■ **EXERCISE A**
Reproduce the records verbatim, everything from the line containing "cell-r11c8[interactable] <box>87 124" down to the line containing "cell-r8c11[interactable] <box>124 87", both of those lines included.

■ **DOCUMENT**

○ ○ ○

Low Carb Paleo Bread with Almond Flour
My Paleo Bread recipe is just a bit lighter and fluffier than my other breads and has a wonderfully nutty flavor from the flax meal.
This low carb bread with almond flour has an amazing sweet buttery taste and is another one of my popular and versatile gluten free bread recipes.
Your Favorite Gluten-Free Bread Recipe
I’m taking requests. If you did not see your favorite low carb bread recipe here, leave a comment and let me know what you’re looking for!
This post is an oldie but goodie from the archives, I first shared this Gluten-Free Irish Soda Bread recipe in March 2011.














Jen @ keepitsimplefoods says
I’ve always wanted to try making soda bread. Looks great!
Elana says
Thanks Jen!
Holly says
Fantastic – and remarkably authentic. I have missed Irish soda bread. Thank you!
Elana says
Thanks Holly!
Tasha says
Great recipe! Turned out a little brown after 20 min in oven so took out early. I also added currants instead of raisins (traditionally Irish). :)
Elana says
Thanks Tasha!
Georgia Pellegrini says
Perfect! I am always a fan of caraway seeds in bread. Thanks for posting this.
Elana says
You’re welcome Georgia!
The Newlywed Chefs says
How festive! We’ll have to try this soon- thanks for sharing!
Elana says
You’re welcome!
jackie says
I made the bread for breakfast. Delish!! I used half almond flour and half almond pulp left over from my almond milk. I just added 15 minutes to the cooking time to accommodate the extra moisture in the pulp. Thanks!!
Elana says
Jackie, so great to hear this was delish!
Eliana says
I made this. Tasted great, thanks!
Elana says
Eliana, so happy to hear this tasted great!
Julie says
Elana,
I just made this and it is amazing. What a treat.
Julie
Elana says
Julie, glad this was amazing!
Jessica says
“Form dough into a large, flat circle that is 8 inches across and 1 ½ inches tall
Using a serrated knife, score top of dough about an inch and a half deep in shape of a cross”
I don’t understand this part of the recipe – how can you cut an inch and a half into a dough that is only an inch and a half tall? Maybe I’m reading this incorrectly.
I just tried to make this and the dough did not rise at all – the outer crust is very dark – it looks nothing like your loaf…I wonder what went wrong? I checked the date on my baking soda and it says it’s good until 2013…I’m so bummed – I’ve had a lot of success with almond flour until this.
Jay says
Jessica, I think your problem of having an unrisen soda bread might be lack of liquid ingredients not your baking soda. The liqid ingredients called for in this recipe are not really enough for the amount of almond flour called for. There is also a lack of fat in any form in the ingredient list. A form of fat is needed for a good soda bread.
As much as I love some the recipes here, and in the book, some of them do not work as well as others. I’m learning to avoid the ones I feel will not be successful, by studying the ingredients list. If I feel the ratio will be off, I move on to another so as not to waste expensive ingredients.
2 eggs,+ 2 tablespoons vinegar + 2 tablespoons agave, is not a lot of “liquid” for the 2 3/4 cups almond flour called for in this recipe. There is no mention on size of egg needed in the recipe, and that could well be another problem depending on what size egg the home cook may have on hand. If a medium egg is used and a large egg is needed, the ratio will be off.

○ ○ ○

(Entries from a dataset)

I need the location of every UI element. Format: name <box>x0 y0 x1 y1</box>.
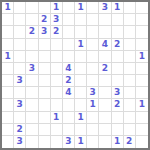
cell-r11c8[interactable] <box>87 124 99 136</box>
cell-r5c11[interactable] <box>124 51 136 63</box>
cell-r10c4[interactable] <box>39 112 51 124</box>
cell-r11c1[interactable] <box>2 124 14 136</box>
cell-r9c1[interactable] <box>2 99 14 111</box>
cell-r3c4: 3 <box>39 26 51 38</box>
cell-r1c7: 1 <box>75 2 87 14</box>
cell-r3c11[interactable] <box>124 26 136 38</box>
cell-r5c6[interactable] <box>63 51 75 63</box>
cell-r10c1[interactable] <box>2 112 14 124</box>
cell-r12c6: 3 <box>63 136 75 148</box>
cell-r2c7[interactable] <box>75 14 87 26</box>
cell-r5c7[interactable] <box>75 51 87 63</box>
cell-r1c3[interactable] <box>26 2 38 14</box>
cell-r2c9[interactable] <box>99 14 111 26</box>
cell-r10c8[interactable] <box>87 112 99 124</box>
cell-r9c2: 3 <box>14 99 26 111</box>
cell-r2c6[interactable] <box>63 14 75 26</box>
cell-r11c12[interactable] <box>136 124 148 136</box>
cell-r12c11: 2 <box>124 136 136 148</box>
cell-r6c6: 4 <box>63 63 75 75</box>
cell-r4c11[interactable] <box>124 39 136 51</box>
cell-r12c10: 1 <box>112 136 124 148</box>
cell-r12c4[interactable] <box>39 136 51 148</box>
cell-r2c5: 3 <box>51 14 63 26</box>
cell-r8c2[interactable] <box>14 87 26 99</box>
cell-r10c3[interactable] <box>26 112 38 124</box>
cell-r8c11[interactable] <box>124 87 136 99</box>
cell-r7c6: 2 <box>63 75 75 87</box>
cell-r9c7[interactable] <box>75 99 87 111</box>
cell-r12c5[interactable] <box>51 136 63 148</box>
cell-r8c8: 3 <box>87 87 99 99</box>
cell-r6c1[interactable] <box>2 63 14 75</box>
cell-r11c5[interactable] <box>51 124 63 136</box>
cell-r3c3: 2 <box>26 26 38 38</box>
cell-r2c12[interactable] <box>136 14 148 26</box>
cell-r9c3[interactable] <box>26 99 38 111</box>
cell-r6c2[interactable] <box>14 63 26 75</box>
cell-r3c10[interactable] <box>112 26 124 38</box>
cell-r5c8[interactable] <box>87 51 99 63</box>
cell-r5c1: 1 <box>2 51 14 63</box>
cell-r5c12: 1 <box>136 51 148 63</box>
cell-r9c12: 1 <box>136 99 148 111</box>
cell-r4c6[interactable] <box>63 39 75 51</box>
cell-r11c3[interactable] <box>26 124 38 136</box>
cell-r1c10: 1 <box>112 2 124 14</box>
cell-r6c10[interactable] <box>112 63 124 75</box>
cell-r11c7[interactable] <box>75 124 87 136</box>
cell-r2c3[interactable] <box>26 14 38 26</box>
cell-r5c3[interactable] <box>26 51 38 63</box>
cell-r8c5[interactable] <box>51 87 63 99</box>
cell-r3c6[interactable] <box>63 26 75 38</box>
cell-r10c5: 1 <box>51 112 63 124</box>
cell-r7c1[interactable] <box>2 75 14 87</box>
cell-r2c11[interactable] <box>124 14 136 26</box>
cell-r8c1[interactable] <box>2 87 14 99</box>
cell-r12c7: 1 <box>75 136 87 148</box>
cell-r3c2[interactable] <box>14 26 26 38</box>
cell-r4c7: 1 <box>75 39 87 51</box>
cell-r6c9: 2 <box>99 63 111 75</box>
cell-r1c11[interactable] <box>124 2 136 14</box>
minesweeper-board: 11131232321421134232433312111233112 <box>0 0 150 150</box>
cell-r9c9[interactable] <box>99 99 111 111</box>
cell-r12c12[interactable] <box>136 136 148 148</box>
cell-r6c4[interactable] <box>39 63 51 75</box>
cell-r9c6[interactable] <box>63 99 75 111</box>
cell-r3c12[interactable] <box>136 26 148 38</box>
cell-r8c4[interactable] <box>39 87 51 99</box>
cell-r11c10[interactable] <box>112 124 124 136</box>
cell-r7c2: 3 <box>14 75 26 87</box>
cell-r12c1[interactable] <box>2 136 14 148</box>
cell-r3c1[interactable] <box>2 26 14 38</box>
cell-r9c8: 1 <box>87 99 99 111</box>
cell-r6c12[interactable] <box>136 63 148 75</box>
cell-r11c6[interactable] <box>63 124 75 136</box>
cell-r4c12[interactable] <box>136 39 148 51</box>
cell-r4c3[interactable] <box>26 39 38 51</box>
cell-r3c7[interactable] <box>75 26 87 38</box>
cell-r12c3[interactable] <box>26 136 38 148</box>
cell-r1c12[interactable] <box>136 2 148 14</box>
cell-r1c1: 1 <box>2 2 14 14</box>
cell-r6c11[interactable] <box>124 63 136 75</box>
cell-r8c3[interactable] <box>26 87 38 99</box>
cell-r4c5[interactable] <box>51 39 63 51</box>
cell-r9c11[interactable] <box>124 99 136 111</box>
cell-r2c10[interactable] <box>112 14 124 26</box>
cell-r11c11[interactable] <box>124 124 136 136</box>
cell-r9c10: 2 <box>112 99 124 111</box>
cell-r5c2[interactable] <box>14 51 26 63</box>
cell-r5c4[interactable] <box>39 51 51 63</box>
cell-r5c9[interactable] <box>99 51 111 63</box>
cell-r3c8[interactable] <box>87 26 99 38</box>
cell-r4c9: 4 <box>99 39 111 51</box>
cell-r2c8[interactable] <box>87 14 99 26</box>
cell-r7c4[interactable] <box>39 75 51 87</box>
cell-r5c10[interactable] <box>112 51 124 63</box>
cell-r2c4: 2 <box>39 14 51 26</box>
cell-r12c2: 3 <box>14 136 26 148</box>
cell-r3c5: 2 <box>51 26 63 38</box>
cell-r7c3[interactable] <box>26 75 38 87</box>
cell-r6c7[interactable] <box>75 63 87 75</box>
cell-r12c9[interactable] <box>99 136 111 148</box>
cell-r10c6[interactable] <box>63 112 75 124</box>
cell-r6c3: 3 <box>26 63 38 75</box>
cell-r4c10: 2 <box>112 39 124 51</box>
cell-r7c12[interactable] <box>136 75 148 87</box>
cell-r1c6[interactable] <box>63 2 75 14</box>
cell-r8c12[interactable] <box>136 87 148 99</box>
cell-r4c4[interactable] <box>39 39 51 51</box>
cell-r9c5[interactable] <box>51 99 63 111</box>
cell-r6c5[interactable] <box>51 63 63 75</box>
cell-r10c7: 1 <box>75 112 87 124</box>
cell-r7c7[interactable] <box>75 75 87 87</box>
cell-r2c1[interactable] <box>2 14 14 26</box>
cell-r4c8[interactable] <box>87 39 99 51</box>
cell-r8c9[interactable] <box>99 87 111 99</box>
cell-r7c11[interactable] <box>124 75 136 87</box>
cell-r1c9: 3 <box>99 2 111 14</box>
cell-r11c4[interactable] <box>39 124 51 136</box>
cell-r10c11[interactable] <box>124 112 136 124</box>
cell-r10c10[interactable] <box>112 112 124 124</box>
cell-r10c9[interactable] <box>99 112 111 124</box>
cell-r7c9[interactable] <box>99 75 111 87</box>
cell-r3c9[interactable] <box>99 26 111 38</box>
cell-r6c8[interactable] <box>87 63 99 75</box>
cell-r8c6: 4 <box>63 87 75 99</box>
cell-r5c5[interactable] <box>51 51 63 63</box>
cell-r4c2[interactable] <box>14 39 26 51</box>
cell-r7c10[interactable] <box>112 75 124 87</box>
cell-r12c8[interactable] <box>87 136 99 148</box>
cell-r10c2[interactable] <box>14 112 26 124</box>
cell-r2c2[interactable] <box>14 14 26 26</box>
cell-r11c9[interactable] <box>99 124 111 136</box>
cell-r1c5: 1 <box>51 2 63 14</box>
cell-r4c1[interactable] <box>2 39 14 51</box>
cell-r11c2: 2 <box>14 124 26 136</box>
cell-r8c7[interactable] <box>75 87 87 99</box>
cell-r10c12[interactable] <box>136 112 148 124</box>
cell-r1c4[interactable] <box>39 2 51 14</box>
cell-r7c5[interactable] <box>51 75 63 87</box>
cell-r8c10: 3 <box>112 87 124 99</box>
cell-r1c2[interactable] <box>14 2 26 14</box>
cell-r7c8[interactable] <box>87 75 99 87</box>
cell-r9c4[interactable] <box>39 99 51 111</box>
cell-r1c8[interactable] <box>87 2 99 14</box>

○ ○ ○

■ **EXERCISE B**
Which commenters does Elana address by name in her replies on the bread recipe page? List each name.

■ **CORRECT RESPONSE A**
cell-r11c8[interactable] <box>87 124 99 136</box>
cell-r5c11[interactable] <box>124 51 136 63</box>
cell-r10c4[interactable] <box>39 112 51 124</box>
cell-r11c1[interactable] <box>2 124 14 136</box>
cell-r9c1[interactable] <box>2 99 14 111</box>
cell-r3c4: 3 <box>39 26 51 38</box>
cell-r1c7: 1 <box>75 2 87 14</box>
cell-r3c11[interactable] <box>124 26 136 38</box>
cell-r5c6[interactable] <box>63 51 75 63</box>
cell-r10c1[interactable] <box>2 112 14 124</box>
cell-r12c6: 3 <box>63 136 75 148</box>
cell-r2c7[interactable] <box>75 14 87 26</box>
cell-r5c7[interactable] <box>75 51 87 63</box>
cell-r1c3[interactable] <box>26 2 38 14</box>
cell-r2c9[interactable] <box>99 14 111 26</box>
cell-r10c8[interactable] <box>87 112 99 124</box>
cell-r9c2: 3 <box>14 99 26 111</box>
cell-r2c6[interactable] <box>63 14 75 26</box>
cell-r11c12[interactable] <box>136 124 148 136</box>
cell-r12c11: 2 <box>124 136 136 148</box>
cell-r6c6: 4 <box>63 63 75 75</box>
cell-r4c11[interactable] <box>124 39 136 51</box>
cell-r12c10: 1 <box>112 136 124 148</box>
cell-r12c4[interactable] <box>39 136 51 148</box>
cell-r2c5: 3 <box>51 14 63 26</box>
cell-r8c2[interactable] <box>14 87 26 99</box>
cell-r10c3[interactable] <box>26 112 38 124</box>
cell-r8c11[interactable] <box>124 87 136 99</box>

■ **CORRECT RESPONSE B**
Jen
Holly
Tasha
Georgia
Jackie
Eliana
Julie